### Page excerpt:
※
During the trial before a jury, plaintiff's motion for a directed verdict was denied. The jury returned a verdict for defendant, and plaintiff then made a motion for judgment notwithstanding the verdict and for a new trial, both of which were denied by the court. Plaintiff’s appeal is based on the following contentions: (1) That the instruction given by the court on the effect of a violation of section 560(a) of the Vehicle Code was prejudicial error; and (2) that the court over-instructed the jury with respect to contributory negligence; and (3) that the trial court’s failure to instruct the jury properly on the meaning and effect of certain impeaching evidence was prejudicial error.

Section 560(a) of the Vehicle Code provides that “The driver of a vehicle shall yield the right of way to a pedestrian *477 crossing the roadway within any marked crosswalk or within any unmarked crosswalk at an intersection, except as otherwise provided in this chapter.” (No exception is here involved.)

The instruction given by the trial court is as follows:

“Even though you may find in this case from a preponderance of the evidence that one of the parties violated one or more sections of the Vehicle Code of the State of California, you are instructed that the proof of such violation raises only a rebuttable presumption that he or she was negligent, and that such presumption is not conclusive and may be overcome by other evidence showing that under all of the circumstances surrounding the event the conduct in question was excusable, justifiable and such as might reasonably be expected from a person of ordinary prudence. In this connection you may assume that a person of ordinary prudence will reasonably endeavor to obey the law and will do so unless causes not of his own intended making induce him without moral fault to do otherwise.
“You are further instructed that a violation of law is of no consequence in this action unless it was the proximate cause of, or contributed in some degree as the proximate cause of, injuries found by you to have been suffered by the plaintiff.”
※
### Given request 1:
In the rows below, repeat unchanged the part that opens with the line containing "table-cell[interactable] — [848, 127, 964, 150]" and closes with the line containing "table-row[interactable]: 4 CC_Dchg".

### Information shown:
※
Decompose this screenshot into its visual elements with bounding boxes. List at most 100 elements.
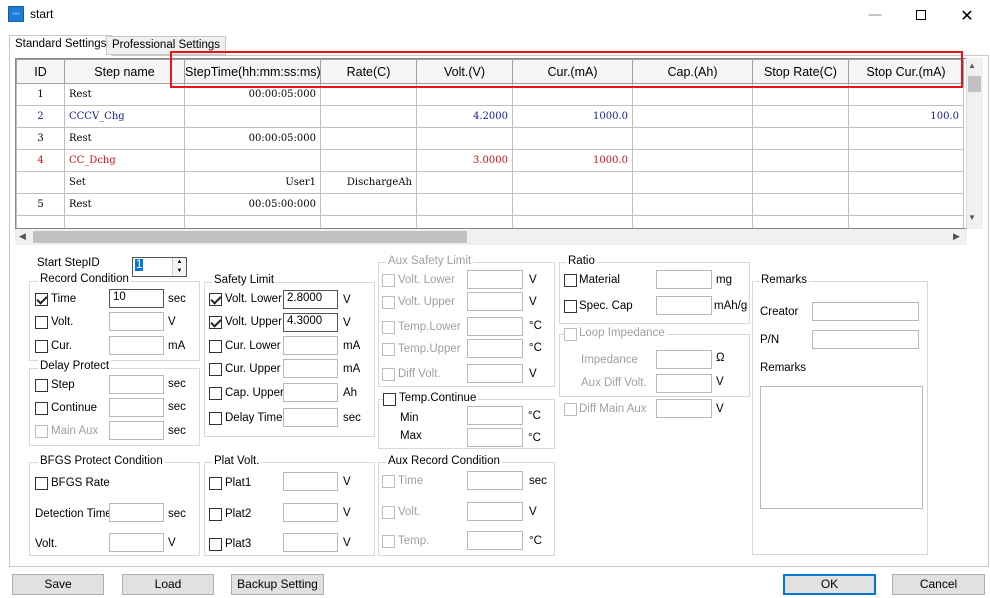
table-cell[interactable] — [848, 127, 964, 150]
table-cell[interactable]: Rest — [64, 83, 185, 106]
plat2-checkbox[interactable] — [209, 508, 222, 521]
table-cell[interactable] — [320, 127, 417, 150]
column-header[interactable]: Step name — [64, 59, 185, 84]
aux-volt-upper-input[interactable] — [467, 292, 523, 311]
detection-time-input[interactable] — [109, 503, 164, 522]
backup-setting-button[interactable]: Backup Setting — [231, 574, 324, 595]
scroll-down-icon[interactable]: ▼ — [968, 213, 976, 222]
column-header[interactable]: ID — [16, 59, 65, 84]
table-cell[interactable]: 100.0 — [848, 105, 964, 128]
table-row[interactable]: 4 CC_Dchg 3.0000 1000.0 — [16, 149, 964, 172]
record-time-input[interactable]: 10 — [109, 289, 164, 308]
maximize-icon[interactable] — [898, 0, 944, 30]
table-cell[interactable]: 1 — [16, 83, 65, 106]
table-cell[interactable] — [184, 215, 321, 228]
table-cell[interactable] — [16, 215, 65, 228]
spec-cap-input[interactable] — [656, 296, 712, 315]
temp-min-input[interactable] — [467, 406, 523, 425]
creator-input[interactable] — [812, 302, 919, 321]
spec-cap-checkbox[interactable] — [564, 300, 577, 313]
diff-volt-input[interactable] — [467, 364, 523, 383]
table-cell[interactable]: Rest — [64, 127, 185, 150]
table-cell[interactable] — [752, 171, 849, 194]
table-cell[interactable]: Rest — [64, 193, 185, 216]
table-cell[interactable] — [632, 193, 753, 216]
table-cell[interactable]: 1000.0 — [512, 105, 633, 128]
cur-upper-input[interactable] — [283, 359, 338, 378]
plat3-input[interactable] — [283, 533, 338, 552]
save-button[interactable]: Save — [12, 574, 104, 595]
temp-max-input[interactable] — [467, 428, 523, 447]
delay-time-checkbox[interactable] — [209, 412, 222, 425]
ok-button[interactable]: OK — [783, 574, 876, 595]
table-cell[interactable]: User1 — [184, 171, 321, 194]
impedance-input[interactable] — [656, 350, 712, 369]
table-cell[interactable] — [512, 127, 633, 150]
temp-upper-checkbox[interactable] — [382, 343, 395, 356]
delay-time-input[interactable] — [283, 408, 338, 427]
table-cell[interactable] — [416, 127, 513, 150]
temp-continue-checkbox[interactable] — [383, 393, 396, 406]
aux-time-input[interactable] — [467, 471, 523, 490]
table-cell[interactable] — [416, 171, 513, 194]
cap-upper-checkbox[interactable] — [209, 387, 222, 400]
table-cell[interactable] — [416, 215, 513, 228]
table-cell[interactable] — [632, 127, 753, 150]
volt-upper-input[interactable]: 4.3000 — [283, 313, 338, 332]
cur-upper-checkbox[interactable] — [209, 363, 222, 376]
cur-checkbox[interactable] — [35, 340, 48, 353]
table-row[interactable]: 5 Rest 00:05:00:000 — [16, 193, 964, 216]
delay-step-input[interactable] — [109, 375, 164, 394]
aux-volt-checkbox[interactable] — [382, 506, 395, 519]
table-cell[interactable] — [752, 127, 849, 150]
aux-temp-input[interactable] — [467, 531, 523, 550]
table-cell[interactable] — [752, 149, 849, 172]
table-cell[interactable] — [752, 105, 849, 128]
cur-lower-checkbox[interactable] — [209, 340, 222, 353]
volt-lower-input[interactable]: 2.8000 — [283, 290, 338, 309]
record-cur-input[interactable] — [109, 336, 164, 355]
load-button[interactable]: Load — [122, 574, 214, 595]
record-volt-input[interactable] — [109, 312, 164, 331]
material-checkbox[interactable] — [564, 274, 577, 287]
tab-standard-settings[interactable]: Standard Settings — [9, 35, 113, 56]
plat1-input[interactable] — [283, 472, 338, 491]
table-cell[interactable]: 2 — [16, 105, 65, 128]
table-cell[interactable] — [184, 149, 321, 172]
table-cell[interactable]: 1000.0 — [512, 149, 633, 172]
aux-time-checkbox[interactable] — [382, 475, 395, 488]
table-cell[interactable] — [184, 105, 321, 128]
table-cell[interactable] — [848, 215, 964, 228]
remarks-textarea[interactable] — [760, 386, 923, 509]
bfgs-volt-input[interactable] — [109, 533, 164, 552]
aux-volt-upper-checkbox[interactable] — [382, 296, 395, 309]
table-cell[interactable]: DischargeAh — [320, 171, 417, 194]
scroll-up-icon[interactable]: ▲ — [968, 61, 976, 70]
table-cell[interactable]: 3 — [16, 127, 65, 150]
scroll-left-icon[interactable]: ◀ — [19, 231, 26, 242]
table-cell[interactable] — [848, 149, 964, 172]
cur-lower-input[interactable] — [283, 336, 338, 355]
table-cell[interactable] — [512, 193, 633, 216]
plat1-checkbox[interactable] — [209, 477, 222, 490]
diff-volt-checkbox[interactable] — [382, 368, 395, 381]
table-cell[interactable] — [632, 105, 753, 128]
aux-volt-lower-input[interactable] — [467, 270, 523, 289]
table-row[interactable]: 2 CCCV_Chg 4.2000 1000.0 100.0 — [16, 105, 964, 128]
table-cell[interactable] — [848, 171, 964, 194]
temp-upper-input[interactable] — [467, 339, 523, 358]
diff-main-aux-checkbox[interactable] — [564, 403, 577, 416]
table-cell[interactable]: 4 — [16, 149, 65, 172]
table-cell[interactable] — [848, 193, 964, 216]
loop-impedance-checkbox[interactable] — [564, 328, 577, 341]
vertical-scroll-thumb[interactable] — [968, 76, 981, 92]
aux-volt-lower-checkbox[interactable] — [382, 274, 395, 287]
volt-upper-checkbox[interactable] — [209, 316, 222, 329]
cap-upper-input[interactable] — [283, 383, 338, 402]
table-cell[interactable] — [16, 171, 65, 194]
plat3-checkbox[interactable] — [209, 538, 222, 551]
continue-checkbox[interactable] — [35, 402, 48, 415]
plat2-input[interactable] — [283, 503, 338, 522]
table-cell[interactable] — [64, 215, 185, 228]
table-cell[interactable]: CCCV_Chg — [64, 105, 185, 128]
※
### Given request 2:
Based on the appeal excerpt, does each statement agree with it? (a) The jury returned a verdict for plaintiff. (b) Section 560(a) requires a driver to yield to a pedestrian crossing in an unmarked crosswalk at an intersection. (c) The instruction told the jury that proof of a Vehicle Code violation creates a conclusive presumption of negligence.

### Response 1:
table-cell[interactable] — [848, 127, 964, 150]
table-cell[interactable]: Rest — [64, 83, 185, 106]
plat2-checkbox[interactable] — [209, 508, 222, 521]
table-cell[interactable] — [320, 127, 417, 150]
column-header[interactable]: Step name — [64, 59, 185, 84]
aux-volt-upper-input[interactable] — [467, 292, 523, 311]
detection-time-input[interactable] — [109, 503, 164, 522]
backup-setting-button[interactable]: Backup Setting — [231, 574, 324, 595]
scroll-down-icon[interactable]: ▼ — [968, 213, 976, 222]
column-header[interactable]: ID — [16, 59, 65, 84]
table-cell[interactable]: 100.0 — [848, 105, 964, 128]
table-row[interactable]: 4 CC_Dchg 3.0000 1000.0 — [16, 149, 964, 172]

### Response 2:
(a) No: "The jury returned a verdict for defendant"
(b) Yes: "within any marked crosswalk or within any unmarked crosswalk at an intersection"
(c) No: "such presumption is not conclusive"